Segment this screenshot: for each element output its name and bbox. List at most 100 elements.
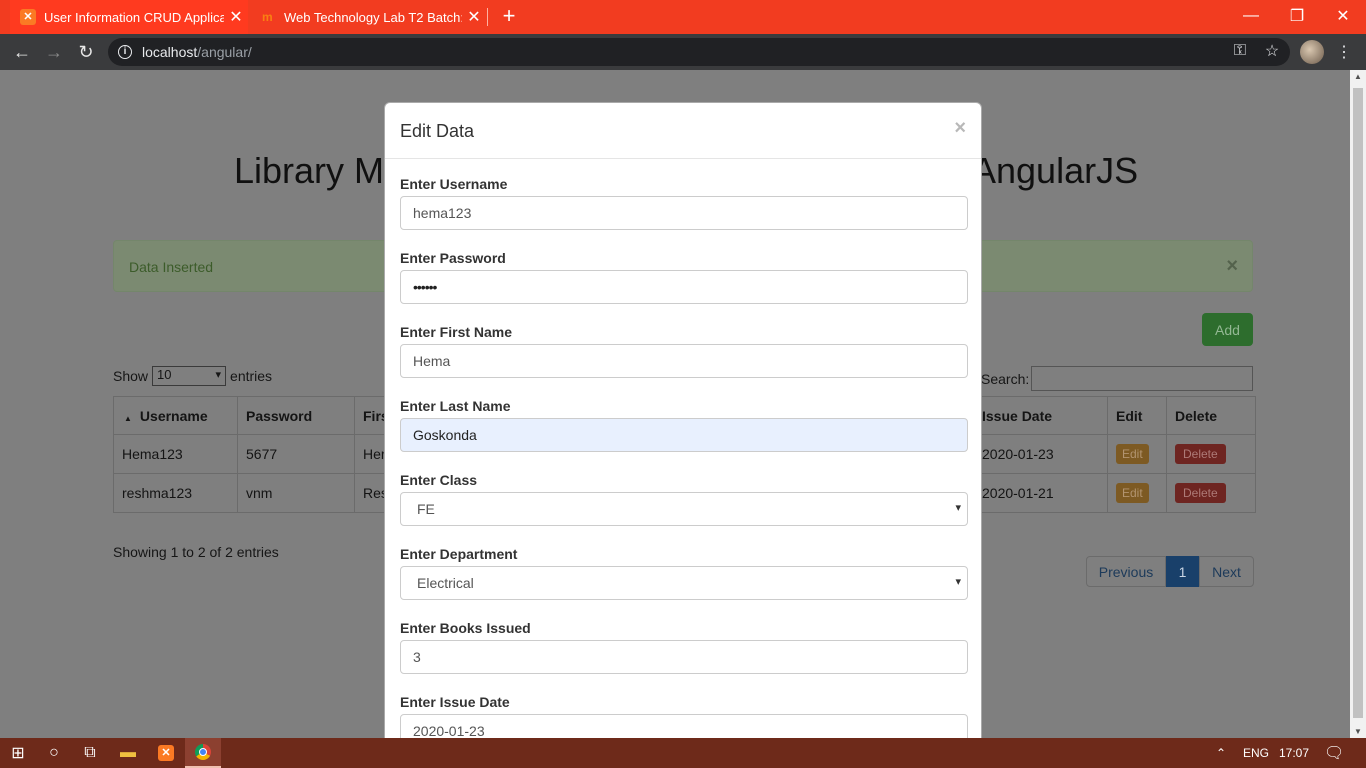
last-name-group: Enter Last Name Goskonda <box>400 398 968 452</box>
chrome-icon[interactable] <box>185 738 221 768</box>
cell-username: Hema123 <box>113 434 238 474</box>
col-delete[interactable]: Delete <box>1166 396 1256 435</box>
cell-password: 5677 <box>237 434 355 474</box>
task-view-icon[interactable]: ⧉ <box>72 738 108 768</box>
modal-title: Edit Data <box>400 121 475 141</box>
page-scrollbar[interactable]: ▲ ▼ <box>1350 70 1366 738</box>
restore-icon[interactable]: ❐ <box>1274 0 1320 32</box>
class-select[interactable]: FE <box>400 492 968 526</box>
username-label: Enter Username <box>400 176 508 192</box>
username-field[interactable]: hema123 <box>400 196 968 230</box>
pagination: Previous 1 Next <box>1086 556 1254 587</box>
page-1-button[interactable]: 1 <box>1166 556 1199 587</box>
modal-header: Edit Data × <box>385 103 981 159</box>
tab-active[interactable]: ✕ User Information CRUD Applicati ✕ <box>10 0 248 34</box>
class-group: Enter Class FE <box>400 472 968 526</box>
delete-button[interactable]: Delete <box>1175 483 1226 503</box>
show-label: Show <box>113 368 149 384</box>
col-issue-date[interactable]: Issue Date <box>981 396 1108 435</box>
windows-start-icon[interactable]: ⊞ <box>0 738 36 768</box>
cell-issue-date: 2020-01-23 <box>981 434 1108 474</box>
avatar[interactable] <box>1300 40 1324 64</box>
scroll-down-icon[interactable]: ▼ <box>1354 727 1362 736</box>
tab-close-icon[interactable]: ✕ <box>462 7 486 27</box>
add-button[interactable]: Add <box>1202 313 1253 346</box>
length-control: Show 10 entries <box>113 366 272 386</box>
tab-separator <box>487 8 488 26</box>
department-select[interactable]: Electrical <box>400 566 968 600</box>
close-window-icon[interactable]: ✕ <box>1320 0 1366 32</box>
last-name-field[interactable]: Goskonda <box>400 418 968 452</box>
previous-button[interactable]: Previous <box>1086 556 1166 587</box>
password-group: Enter Password •••••• <box>400 250 968 304</box>
sort-asc-icon: ▲ <box>124 413 132 423</box>
cell-username: reshma123 <box>113 473 238 513</box>
modal-close-icon[interactable]: × <box>954 117 966 140</box>
page-title-right: AngularJS <box>972 150 1139 191</box>
alert-close-icon[interactable]: × <box>1226 255 1238 278</box>
screen: ✕ User Information CRUD Applicati ✕ m We… <box>0 0 1366 768</box>
first-name-group: Enter First Name Hema <box>400 324 968 378</box>
clock[interactable]: 17:07 <box>1279 738 1309 768</box>
tab-title: Web Technology Lab T2 Batch: Li <box>284 9 462 25</box>
col-edit[interactable]: Edit <box>1107 396 1167 435</box>
next-button[interactable]: Next <box>1199 556 1254 587</box>
language-indicator[interactable]: ENG <box>1243 738 1269 768</box>
scroll-up-icon[interactable]: ▲ <box>1354 72 1362 81</box>
moodle-icon: m <box>262 10 273 24</box>
new-tab-icon[interactable]: + <box>498 5 520 27</box>
table-info: Showing 1 to 2 of 2 entries <box>113 544 279 560</box>
url-path: /angular/ <box>197 44 252 60</box>
col-label: Username <box>139 407 208 424</box>
search-control: Search: <box>981 366 1254 391</box>
cell-edit: Edit <box>1107 473 1167 513</box>
xampp-icon[interactable]: ✕ <box>148 738 184 768</box>
first-name-field[interactable]: Hema <box>400 344 968 378</box>
entries-select[interactable]: 10 <box>152 366 227 386</box>
entries-label: entries <box>230 368 273 384</box>
forward-icon[interactable]: → <box>39 34 69 70</box>
department-group: Enter Department Electrical <box>400 546 968 600</box>
cell-password: vnm <box>237 473 355 513</box>
cell-delete: Delete <box>1166 473 1256 513</box>
tab-close-icon[interactable]: ✕ <box>224 7 248 27</box>
cell-delete: Delete <box>1166 434 1256 474</box>
reload-icon[interactable]: ↻ <box>71 34 101 70</box>
edit-button[interactable]: Edit <box>1116 444 1149 464</box>
file-explorer-icon[interactable]: ▬ <box>110 738 146 768</box>
search-label: Search: <box>981 370 1030 387</box>
books-issued-label: Enter Books Issued <box>400 620 531 636</box>
tray-chevron-icon[interactable]: ⌃ <box>1216 738 1226 768</box>
menu-icon[interactable]: ⋮ <box>1332 40 1356 64</box>
scrollbar-thumb[interactable] <box>1353 88 1363 718</box>
minimize-icon[interactable]: — <box>1228 0 1274 32</box>
password-label: Enter Password <box>400 250 506 266</box>
info-icon[interactable]: i <box>118 45 132 59</box>
taskbar: ⊞ ○ ⧉ ▬ ✕ ⌃ ENG 17:07 🗨 <box>0 738 1366 768</box>
edit-button[interactable]: Edit <box>1116 483 1149 503</box>
browser-toolbar: ← → ↻ i localhost/angular/ ⚿ ☆ ⋮ <box>0 34 1366 70</box>
xampp-icon: ✕ <box>20 9 36 25</box>
page-title-left: Library M <box>234 150 385 191</box>
edit-modal: Edit Data × Enter Username hema123 Enter… <box>384 102 982 752</box>
col-username[interactable]: ▲ Username <box>113 396 238 435</box>
books-issued-field[interactable]: 3 <box>400 640 968 674</box>
delete-button[interactable]: Delete <box>1175 444 1226 464</box>
cell-edit: Edit <box>1107 434 1167 474</box>
cell-issue-date: 2020-01-21 <box>981 473 1108 513</box>
col-password[interactable]: Password <box>237 396 355 435</box>
star-icon[interactable]: ☆ <box>1260 39 1284 63</box>
books-issued-group: Enter Books Issued 3 <box>400 620 968 674</box>
tab-title: User Information CRUD Applicati <box>44 9 224 25</box>
search-input[interactable] <box>1031 366 1254 391</box>
notifications-icon[interactable]: 🗨 <box>1324 738 1344 768</box>
back-icon[interactable]: ← <box>7 34 37 70</box>
department-label: Enter Department <box>400 546 518 562</box>
first-name-label: Enter First Name <box>400 324 513 340</box>
tab-inactive[interactable]: m Web Technology Lab T2 Batch: Li ✕ <box>250 0 486 34</box>
search-icon[interactable]: ○ <box>36 738 72 768</box>
address-bar[interactable]: i localhost/angular/ ⚿ ☆ <box>108 38 1290 66</box>
tab-strip: ✕ User Information CRUD Applicati ✕ m We… <box>0 0 1366 34</box>
key-icon[interactable]: ⚿ <box>1228 39 1252 63</box>
password-field[interactable]: •••••• <box>400 270 968 304</box>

:: CONSIGNE ::
Recopiez à l'identique l'ensemble du matériel ci-dessus, en omettant les images.

:: RÉSULTAT ATTENDU ::
Segment this screenshot: for each element output its name and bbox. List at most 100 elements.
last-name-group: Enter Last Name Goskonda <box>400 398 968 452</box>
chrome-icon[interactable] <box>185 738 221 768</box>
cell-username: Hema123 <box>113 434 238 474</box>
col-delete[interactable]: Delete <box>1166 396 1256 435</box>
cell-password: 5677 <box>237 434 355 474</box>
task-view-icon[interactable]: ⧉ <box>72 738 108 768</box>
modal-title: Edit Data <box>400 121 475 141</box>
page-scrollbar[interactable]: ▲ ▼ <box>1350 70 1366 738</box>
restore-icon[interactable]: ❐ <box>1274 0 1320 32</box>
class-select[interactable]: FE <box>400 492 968 526</box>
username-label: Enter Username <box>400 176 508 192</box>
username-field[interactable]: hema123 <box>400 196 968 230</box>
pagination: Previous 1 Next <box>1086 556 1254 587</box>
page-1-button[interactable]: 1 <box>1166 556 1199 587</box>
modal-header: Edit Data × <box>385 103 981 159</box>
tab-active[interactable]: ✕ User Information CRUD Applicati ✕ <box>10 0 248 34</box>
class-group: Enter Class FE <box>400 472 968 526</box>
delete-button[interactable]: Delete <box>1175 483 1226 503</box>
show-label: Show <box>113 368 149 384</box>
col-issue-date[interactable]: Issue Date <box>981 396 1108 435</box>
windows-start-icon[interactable]: ⊞ <box>0 738 36 768</box>
cell-issue-date: 2020-01-23 <box>981 434 1108 474</box>
avatar[interactable] <box>1300 40 1324 64</box>
scroll-down-icon[interactable]: ▼ <box>1354 727 1362 736</box>
tab-close-icon[interactable]: ✕ <box>462 7 486 27</box>
add-button[interactable]: Add <box>1202 313 1253 346</box>
length-control: Show 10 entries <box>113 366 272 386</box>
tab-separator <box>487 8 488 26</box>
department-select[interactable]: Electrical <box>400 566 968 600</box>
close-window-icon[interactable]: ✕ <box>1320 0 1366 32</box>
last-name-field[interactable]: Goskonda <box>400 418 968 452</box>
previous-button[interactable]: Previous <box>1086 556 1166 587</box>
password-group: Enter Password •••••• <box>400 250 968 304</box>
sort-asc-icon: ▲ <box>124 413 132 423</box>
cell-username: reshma123 <box>113 473 238 513</box>
modal-close-icon[interactable]: × <box>954 117 966 140</box>
page-title-right: AngularJS <box>972 150 1139 191</box>
alert-close-icon[interactable]: × <box>1226 255 1238 278</box>
screen: ✕ User Information CRUD Applicati ✕ m We… <box>0 0 1366 768</box>
first-name-group: Enter First Name Hema <box>400 324 968 378</box>
clock[interactable]: 17:07 <box>1279 738 1309 768</box>
tab-title: Web Technology Lab T2 Batch: Li <box>284 9 462 25</box>
col-edit[interactable]: Edit <box>1107 396 1167 435</box>
next-button[interactable]: Next <box>1199 556 1254 587</box>
language-indicator[interactable]: ENG <box>1243 738 1269 768</box>
scroll-up-icon[interactable]: ▲ <box>1354 72 1362 81</box>
moodle-icon: m <box>262 10 273 24</box>
new-tab-icon[interactable]: + <box>498 5 520 27</box>
table-info: Showing 1 to 2 of 2 entries <box>113 544 279 560</box>
url-path: /angular/ <box>197 44 252 60</box>
col-label: Username <box>139 407 208 424</box>
search-control: Search: <box>981 366 1254 391</box>
cell-edit: Edit <box>1107 473 1167 513</box>
xampp-icon[interactable]: ✕ <box>148 738 184 768</box>
first-name-field[interactable]: Hema <box>400 344 968 378</box>
entries-select[interactable]: 10 <box>152 366 227 386</box>
entries-label: entries <box>230 368 273 384</box>
forward-icon[interactable]: → <box>39 34 69 70</box>
department-group: Enter Department Electrical <box>400 546 968 600</box>
cell-password: vnm <box>237 473 355 513</box>
cell-delete: Delete <box>1166 473 1256 513</box>
tab-close-icon[interactable]: ✕ <box>224 7 248 27</box>
cell-delete: Delete <box>1166 434 1256 474</box>
reload-icon[interactable]: ↻ <box>71 34 101 70</box>
edit-button[interactable]: Edit <box>1116 444 1149 464</box>
file-explorer-icon[interactable]: ▬ <box>110 738 146 768</box>
search-label: Search: <box>981 370 1030 387</box>
books-issued-label: Enter Books Issued <box>400 620 531 636</box>
tray-chevron-icon[interactable]: ⌃ <box>1216 738 1226 768</box>
menu-icon[interactable]: ⋮ <box>1332 40 1356 64</box>
scrollbar-thumb[interactable] <box>1353 88 1363 718</box>
minimize-icon[interactable]: — <box>1228 0 1274 32</box>
password-label: Enter Password <box>400 250 506 266</box>
info-icon[interactable]: i <box>118 45 132 59</box>
taskbar: ⊞ ○ ⧉ ▬ ✕ ⌃ ENG 17:07 🗨 <box>0 738 1366 768</box>
edit-button[interactable]: Edit <box>1116 483 1149 503</box>
browser-toolbar: ← → ↻ i localhost/angular/ ⚿ ☆ ⋮ <box>0 34 1366 70</box>
xampp-icon: ✕ <box>20 9 36 25</box>
page-title-left: Library M <box>234 150 385 191</box>
edit-modal: Edit Data × Enter Username hema123 Enter… <box>384 102 982 752</box>
col-username[interactable]: ▲ Username <box>113 396 238 435</box>
books-issued-field[interactable]: 3 <box>400 640 968 674</box>
delete-button[interactable]: Delete <box>1175 444 1226 464</box>
cell-edit: Edit <box>1107 434 1167 474</box>
cell-issue-date: 2020-01-21 <box>981 473 1108 513</box>
col-password[interactable]: Password <box>237 396 355 435</box>
star-icon[interactable]: ☆ <box>1260 39 1284 63</box>
books-issued-group: Enter Books Issued 3 <box>400 620 968 674</box>
tab-title: User Information CRUD Applicati <box>44 9 224 25</box>
search-input[interactable] <box>1031 366 1254 391</box>
notifications-icon[interactable]: 🗨 <box>1324 738 1344 768</box>
back-icon[interactable]: ← <box>7 34 37 70</box>
department-label: Enter Department <box>400 546 518 562</box>
first-name-label: Enter First Name <box>400 324 513 340</box>
tab-inactive[interactable]: m Web Technology Lab T2 Batch: Li ✕ <box>250 0 486 34</box>
search-icon[interactable]: ○ <box>36 738 72 768</box>
address-bar[interactable]: i localhost/angular/ ⚿ ☆ <box>108 38 1290 66</box>
tab-strip: ✕ User Information CRUD Applicati ✕ m We… <box>0 0 1366 34</box>
key-icon[interactable]: ⚿ <box>1228 39 1252 63</box>
password-field[interactable]: •••••• <box>400 270 968 304</box>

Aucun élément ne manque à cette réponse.